**STORED RECORDS**

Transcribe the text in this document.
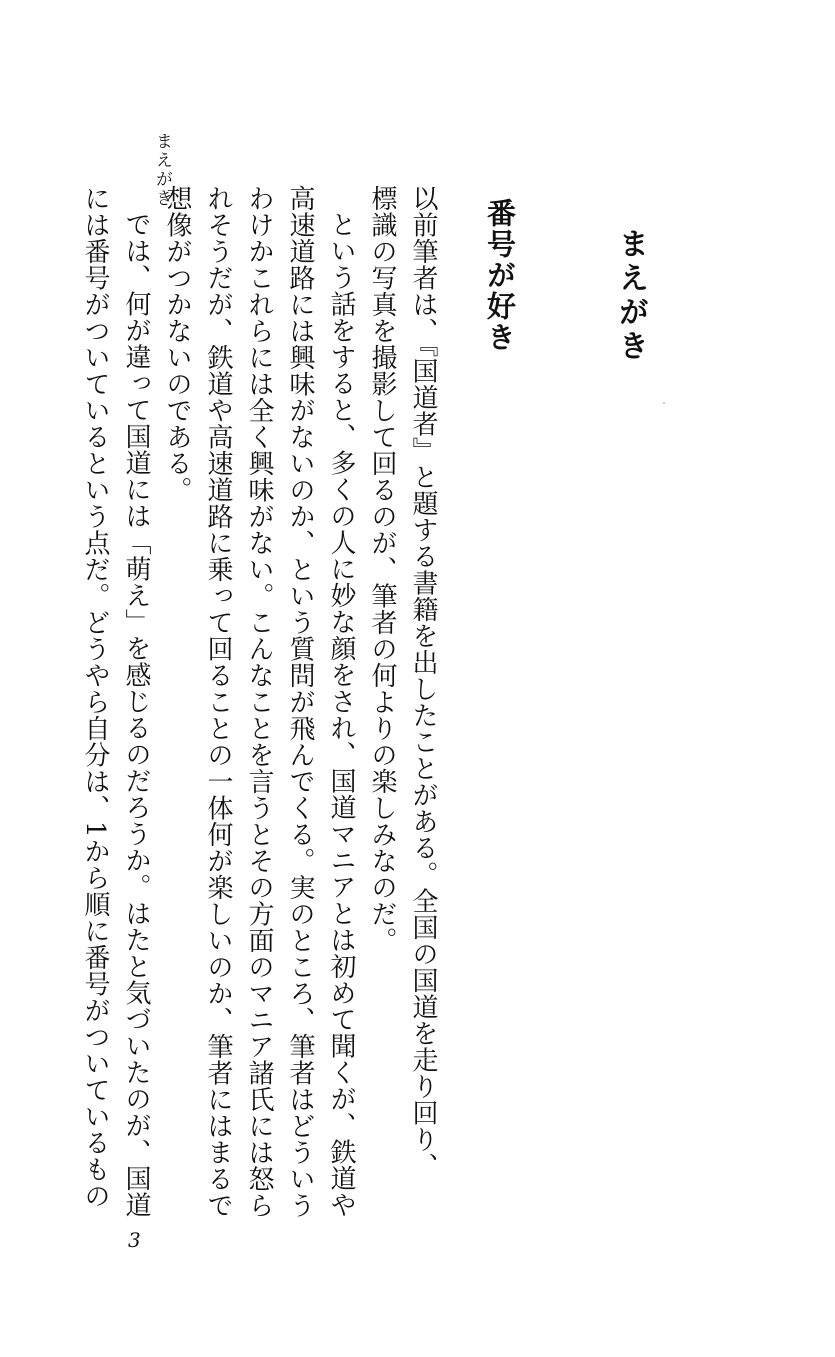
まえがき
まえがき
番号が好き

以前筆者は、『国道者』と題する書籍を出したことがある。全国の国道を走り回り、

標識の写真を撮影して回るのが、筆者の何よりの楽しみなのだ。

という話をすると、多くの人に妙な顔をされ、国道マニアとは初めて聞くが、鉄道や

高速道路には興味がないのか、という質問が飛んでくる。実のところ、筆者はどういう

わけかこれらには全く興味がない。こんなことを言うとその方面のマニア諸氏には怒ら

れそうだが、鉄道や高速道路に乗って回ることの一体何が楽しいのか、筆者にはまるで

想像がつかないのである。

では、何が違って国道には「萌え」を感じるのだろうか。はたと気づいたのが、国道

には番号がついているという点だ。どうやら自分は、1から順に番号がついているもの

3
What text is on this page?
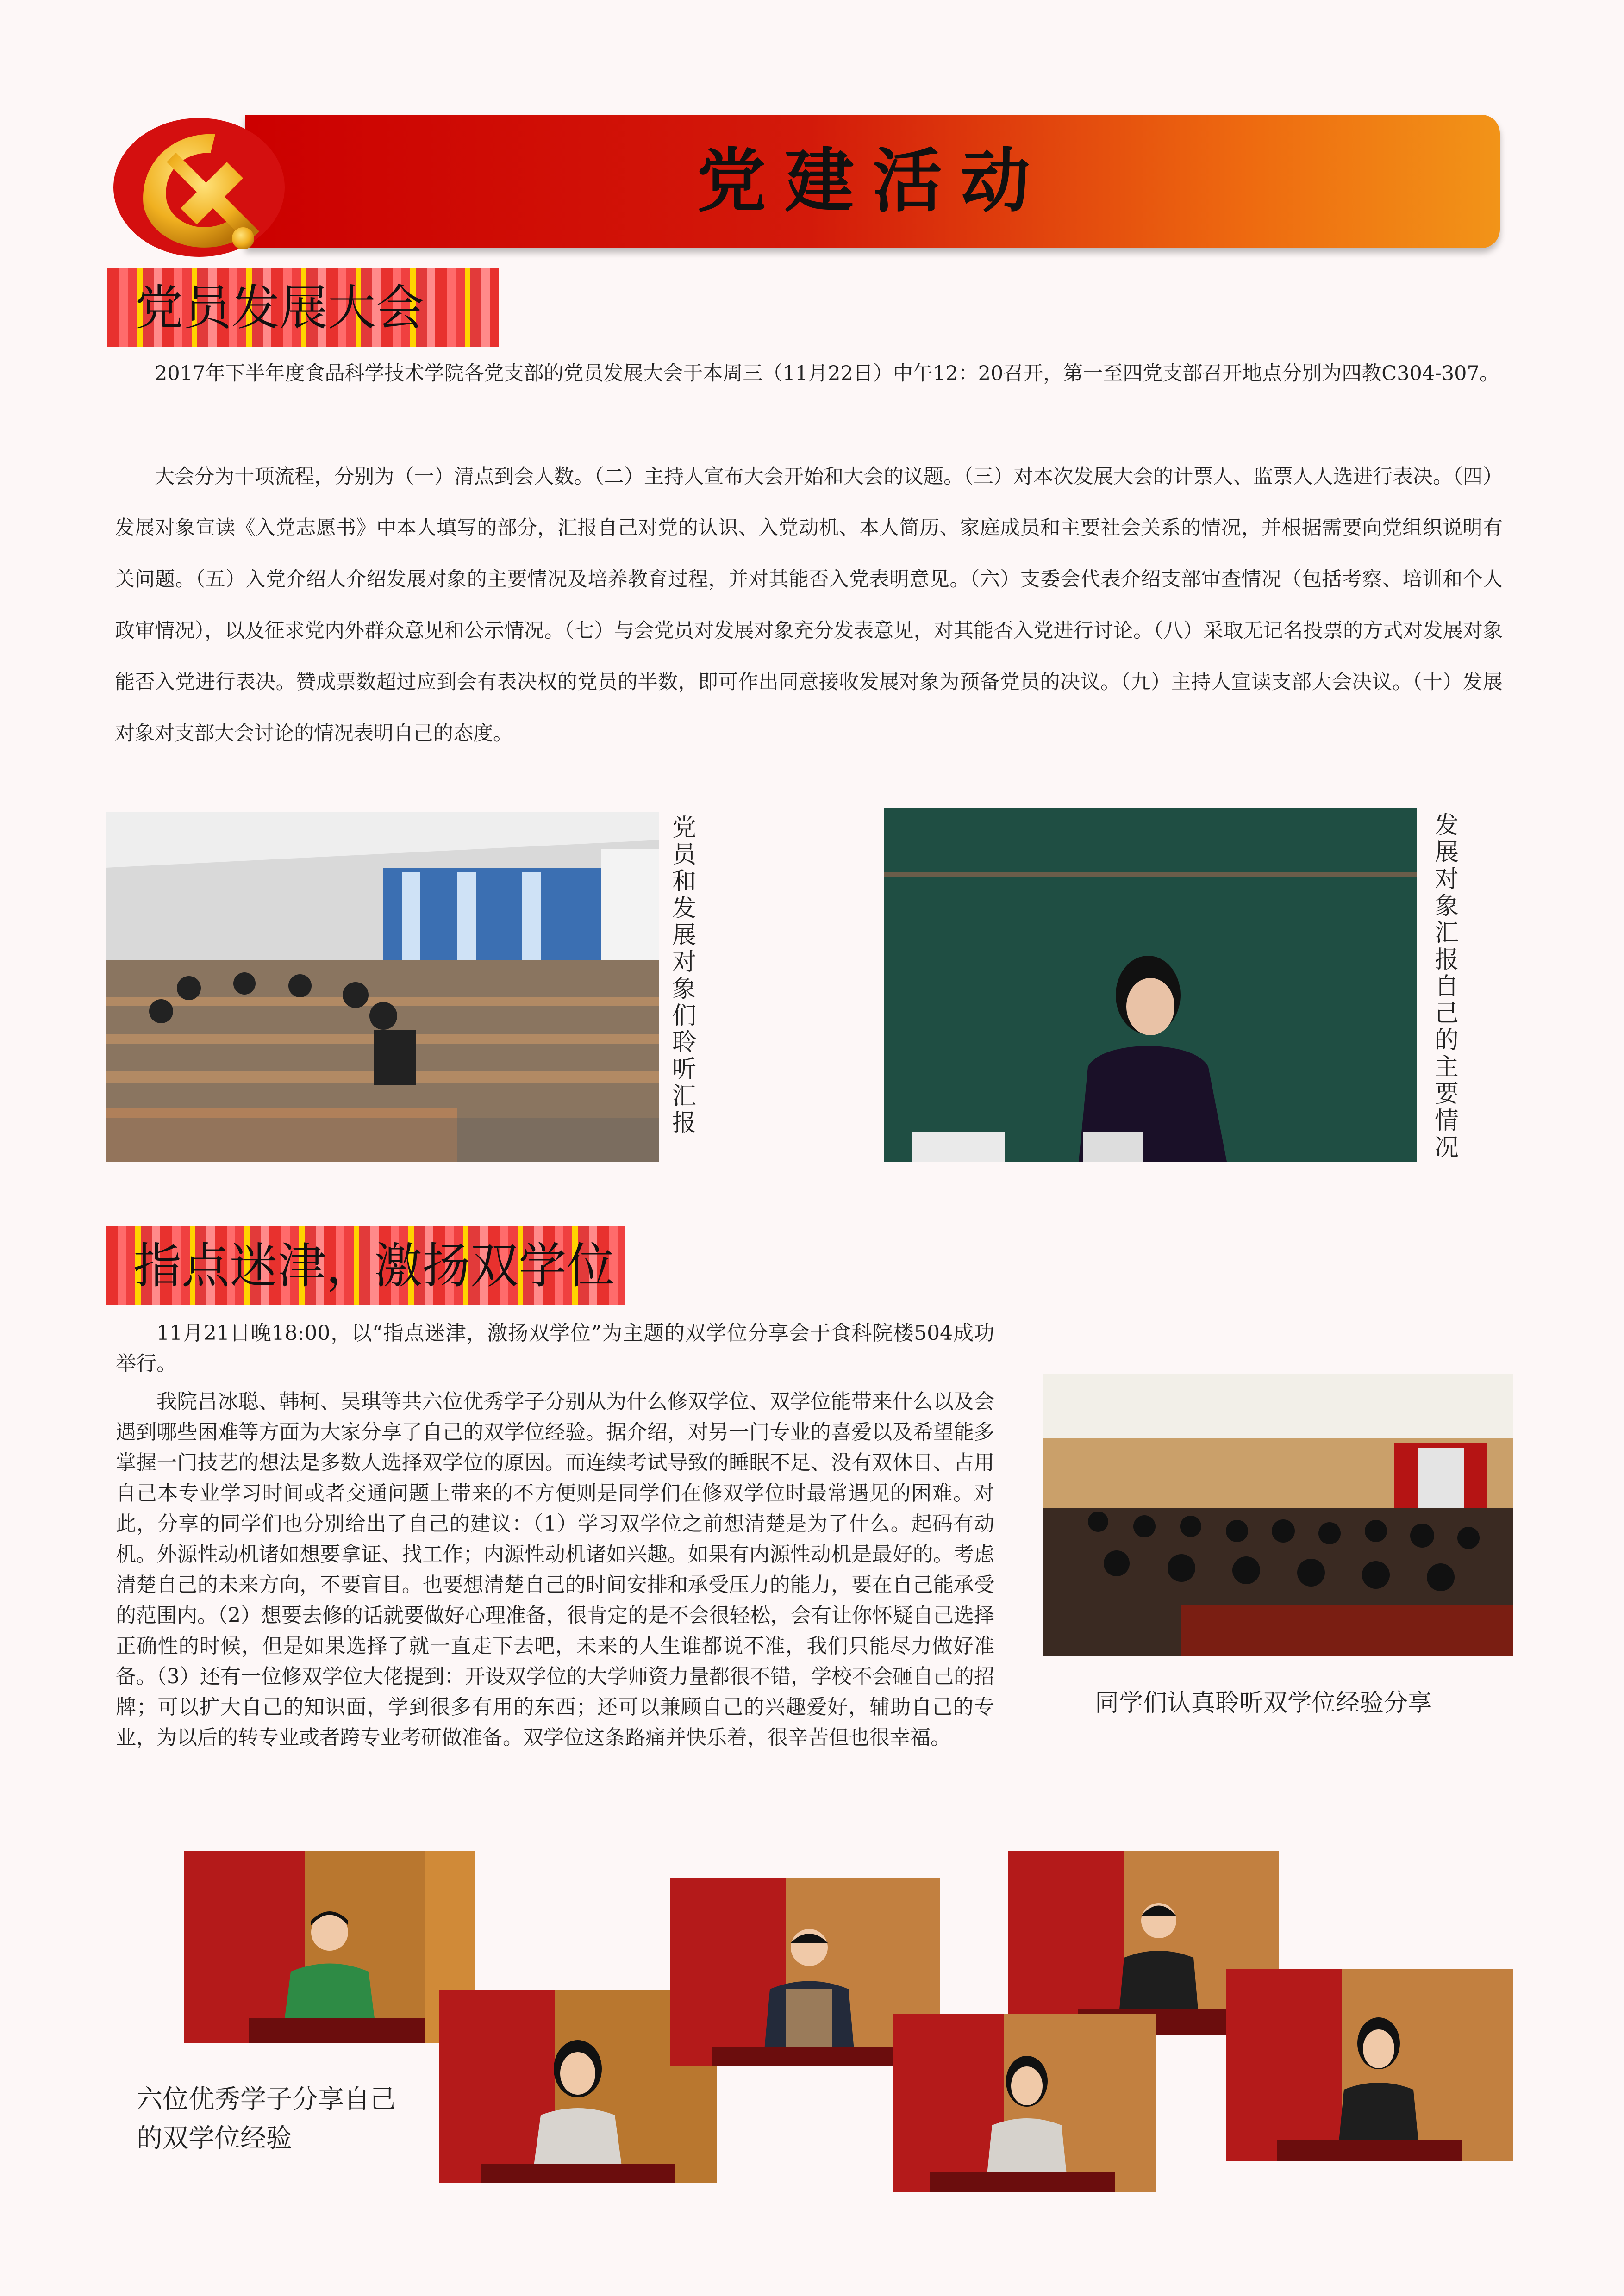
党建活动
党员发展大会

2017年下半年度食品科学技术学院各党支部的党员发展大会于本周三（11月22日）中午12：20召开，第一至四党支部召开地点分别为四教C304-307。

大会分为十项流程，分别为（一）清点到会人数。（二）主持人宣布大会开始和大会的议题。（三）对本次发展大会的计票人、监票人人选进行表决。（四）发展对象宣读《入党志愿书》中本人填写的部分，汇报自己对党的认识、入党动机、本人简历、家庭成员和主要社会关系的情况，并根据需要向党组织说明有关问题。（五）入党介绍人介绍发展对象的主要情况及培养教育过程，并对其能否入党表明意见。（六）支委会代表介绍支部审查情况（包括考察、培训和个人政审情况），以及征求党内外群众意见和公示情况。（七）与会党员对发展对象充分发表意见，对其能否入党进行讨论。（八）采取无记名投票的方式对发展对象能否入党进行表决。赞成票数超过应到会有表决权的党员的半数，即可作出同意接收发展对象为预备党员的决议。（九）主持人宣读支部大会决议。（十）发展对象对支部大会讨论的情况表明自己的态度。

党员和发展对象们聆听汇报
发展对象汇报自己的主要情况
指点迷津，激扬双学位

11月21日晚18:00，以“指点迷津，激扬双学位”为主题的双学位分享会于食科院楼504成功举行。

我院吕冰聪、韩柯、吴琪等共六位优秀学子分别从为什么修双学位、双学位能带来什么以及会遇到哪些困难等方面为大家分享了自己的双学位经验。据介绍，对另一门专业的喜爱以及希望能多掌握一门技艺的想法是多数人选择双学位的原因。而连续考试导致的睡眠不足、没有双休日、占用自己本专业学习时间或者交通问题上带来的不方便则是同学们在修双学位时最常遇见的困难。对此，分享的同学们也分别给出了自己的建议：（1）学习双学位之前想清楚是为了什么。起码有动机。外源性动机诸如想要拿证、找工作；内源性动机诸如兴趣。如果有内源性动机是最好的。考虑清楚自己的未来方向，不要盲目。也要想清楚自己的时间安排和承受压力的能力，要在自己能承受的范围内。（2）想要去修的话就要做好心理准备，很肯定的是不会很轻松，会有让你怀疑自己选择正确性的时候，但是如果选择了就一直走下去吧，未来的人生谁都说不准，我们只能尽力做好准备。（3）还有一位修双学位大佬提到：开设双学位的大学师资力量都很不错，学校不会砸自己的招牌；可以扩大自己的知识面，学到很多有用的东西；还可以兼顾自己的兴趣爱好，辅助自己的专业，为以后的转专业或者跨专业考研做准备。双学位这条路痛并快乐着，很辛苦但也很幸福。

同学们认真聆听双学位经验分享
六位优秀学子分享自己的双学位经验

**WHAT IS REQUIRED**
Lines that hold "指点迷津" are the ones to copy; find all of them.

**EXPECTED ANSWER**
指点迷津，激扬双学位
11月21日晚18:00，以“指点迷津，激扬双学位”为主题的双学位分享会于食科院楼504成功举行。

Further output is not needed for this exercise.